Records from a dataset:
*****

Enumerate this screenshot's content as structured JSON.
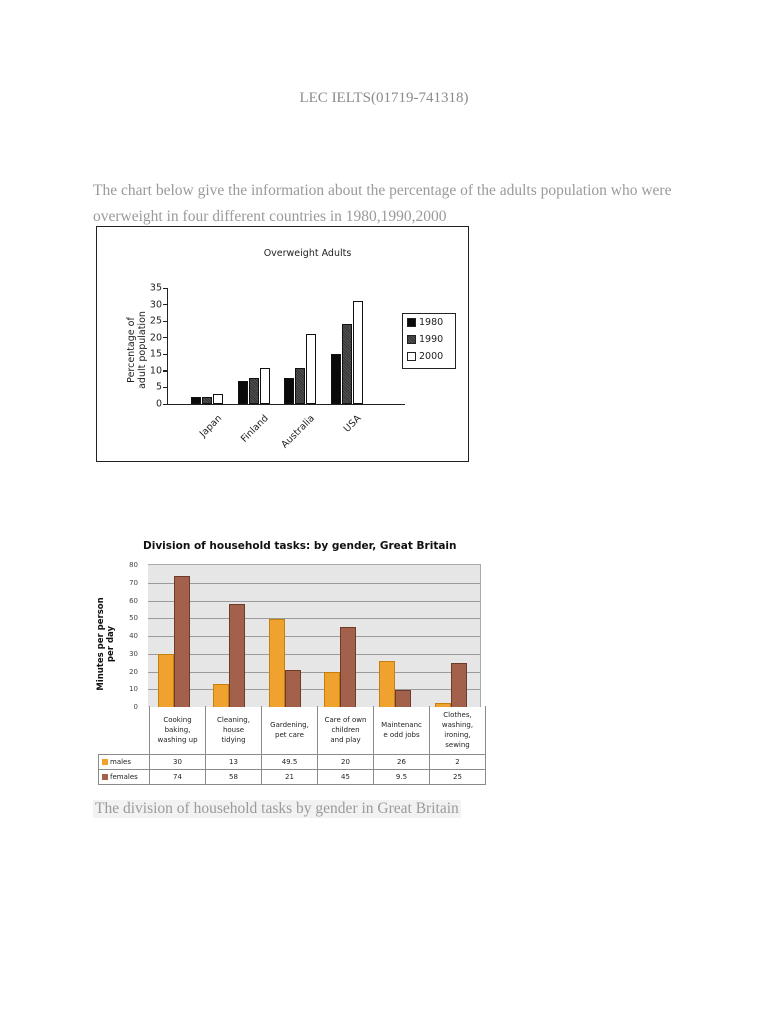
{
  "header": {
    "title": "LEC IELTS(01719-741318)"
  },
  "intro": {
    "line1": "The chart below give the information about the percentage of the adults population who were",
    "line2": "overweight in four different countries in 1980,1990,2000"
  },
  "caption": "The division of household tasks by gender in Great Britain",
  "chart_data": [
    {
      "type": "bar",
      "title": "Overweight Adults",
      "xlabel": "",
      "ylabel": "Percentage of adult population",
      "ylim": [
        0,
        35
      ],
      "yticks": [
        "35",
        "30",
        "25",
        "20",
        "15",
        "10",
        "5",
        "0"
      ],
      "categories": [
        "Japan",
        "Finland",
        "Australia",
        "USA"
      ],
      "series": [
        {
          "name": "1980",
          "values": [
            2,
            7,
            8,
            15
          ]
        },
        {
          "name": "1990",
          "values": [
            2,
            8,
            11,
            24
          ]
        },
        {
          "name": "2000",
          "values": [
            3,
            11,
            21,
            31
          ]
        }
      ],
      "legend_position": "right",
      "grid": false
    },
    {
      "type": "bar",
      "title": "Division of household tasks: by gender, Great Britain",
      "xlabel": "",
      "ylabel": "Minutes per person per day",
      "ylim": [
        0,
        80
      ],
      "yticks": [
        "80",
        "70",
        "60",
        "50",
        "40",
        "30",
        "20",
        "10",
        "0"
      ],
      "categories": [
        "Cooking baking, washing up",
        "Cleaning, house tidying",
        "Gardening, pet care",
        "Care of own children and play",
        "Maintenance odd jobs",
        "Clothes, washing, ironing, sewing"
      ],
      "category_lines": [
        [
          "Cooking",
          "baking,",
          "washing up"
        ],
        [
          "Cleaning,",
          "house",
          "tidying"
        ],
        [
          "Gardening,",
          "pet care"
        ],
        [
          "Care of own",
          "children",
          "and play"
        ],
        [
          "Maintenanc",
          "e odd jobs"
        ],
        [
          "Clothes,",
          "washing,",
          "ironing,",
          "sewing"
        ]
      ],
      "series": [
        {
          "name": "males",
          "values": [
            30,
            13,
            49.5,
            20,
            26,
            2
          ],
          "color": "#f0a22e",
          "labels": [
            "30",
            "13",
            "49.5",
            "20",
            "26",
            "2"
          ]
        },
        {
          "name": "females",
          "values": [
            74,
            58,
            21,
            45,
            9.5,
            25
          ],
          "color": "#a3614c",
          "labels": [
            "74",
            "58",
            "21",
            "45",
            "9.5",
            "25"
          ]
        }
      ],
      "grid": true,
      "legend_position": "data-table"
    }
  ]
}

*****

> [What is required]:
Copy out each line in the listing that has the word "population".

> [Response to the task]:
    "line1": "The chart below give the information about the percentage of the adults population who were",
      "ylabel": "Percentage of adult population",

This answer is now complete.